GIVEN REQUEST >>
Extract the listing in its entirety, keeping each line identical to the original.

THE DATA start

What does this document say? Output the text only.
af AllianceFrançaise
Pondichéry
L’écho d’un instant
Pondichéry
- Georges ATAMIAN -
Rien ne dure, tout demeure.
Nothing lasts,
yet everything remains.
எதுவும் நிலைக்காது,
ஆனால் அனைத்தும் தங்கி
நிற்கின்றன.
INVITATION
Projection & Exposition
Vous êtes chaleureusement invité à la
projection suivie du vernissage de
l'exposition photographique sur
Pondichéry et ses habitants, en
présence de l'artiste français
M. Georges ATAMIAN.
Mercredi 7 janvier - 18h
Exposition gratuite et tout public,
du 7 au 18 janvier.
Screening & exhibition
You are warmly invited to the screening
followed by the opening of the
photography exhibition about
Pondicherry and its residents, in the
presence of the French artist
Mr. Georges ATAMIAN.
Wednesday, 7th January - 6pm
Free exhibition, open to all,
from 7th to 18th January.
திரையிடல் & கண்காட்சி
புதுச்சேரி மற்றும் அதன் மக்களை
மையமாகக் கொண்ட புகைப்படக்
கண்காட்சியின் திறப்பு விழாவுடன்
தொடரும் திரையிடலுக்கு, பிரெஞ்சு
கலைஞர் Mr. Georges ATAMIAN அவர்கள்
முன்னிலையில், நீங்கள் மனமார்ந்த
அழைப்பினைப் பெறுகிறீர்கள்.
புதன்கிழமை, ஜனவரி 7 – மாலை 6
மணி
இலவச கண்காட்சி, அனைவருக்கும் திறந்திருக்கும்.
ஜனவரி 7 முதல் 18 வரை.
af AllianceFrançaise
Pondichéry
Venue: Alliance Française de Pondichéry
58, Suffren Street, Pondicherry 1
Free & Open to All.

THE DATA end

ANSWER >>
What does this document say? Output the text only.
af AllianceFrançaise
Pondichéry
L’écho d’un instant
Pondichéry
- Georges ATAMIAN -
Rien ne dure, tout demeure.
Nothing lasts,
yet everything remains.
எதுவும் நிலைக்காது,
ஆனால் அனைத்தும் தங்கி
நிற்கின்றன.
INVITATION
Projection & Exposition
Vous êtes chaleureusement invité à la
projection suivie du vernissage de
l'exposition photographique sur
Pondichéry et ses habitants, en
présence de l'artiste français
M. Georges ATAMIAN.
Mercredi 7 janvier - 18h
Exposition gratuite et tout public,
du 7 au 18 janvier.
Screening & exhibition
You are warmly invited to the screening
followed by the opening of the
photography exhibition about
Pondicherry and its residents, in the
presence of the French artist
Mr. Georges ATAMIAN.
Wednesday, 7th January - 6pm
Free exhibition, open to all,
from 7th to 18th January.
திரையிடல் & கண்காட்சி
புதுச்சேரி மற்றும் அதன் மக்களை
மையமாகக் கொண்ட புகைப்படக்
கண்காட்சியின் திறப்பு விழாவுடன்
தொடரும் திரையிடலுக்கு, பிரெஞ்சு
கலைஞர் Mr. Georges ATAMIAN அவர்கள்
முன்னிலையில், நீங்கள் மனமார்ந்த
அழைப்பினைப் பெறுகிறீர்கள்.
புதன்கிழமை, ஜனவரி 7 – மாலை 6
மணி
இலவச கண்காட்சி, அனைவருக்கும் திறந்திருக்கும்.
ஜனவரி 7 முதல் 18 வரை.
af AllianceFrançaise
Pondichéry
Venue: Alliance Française de Pondichéry
58, Suffren Street, Pondicherry 1
Free & Open to All.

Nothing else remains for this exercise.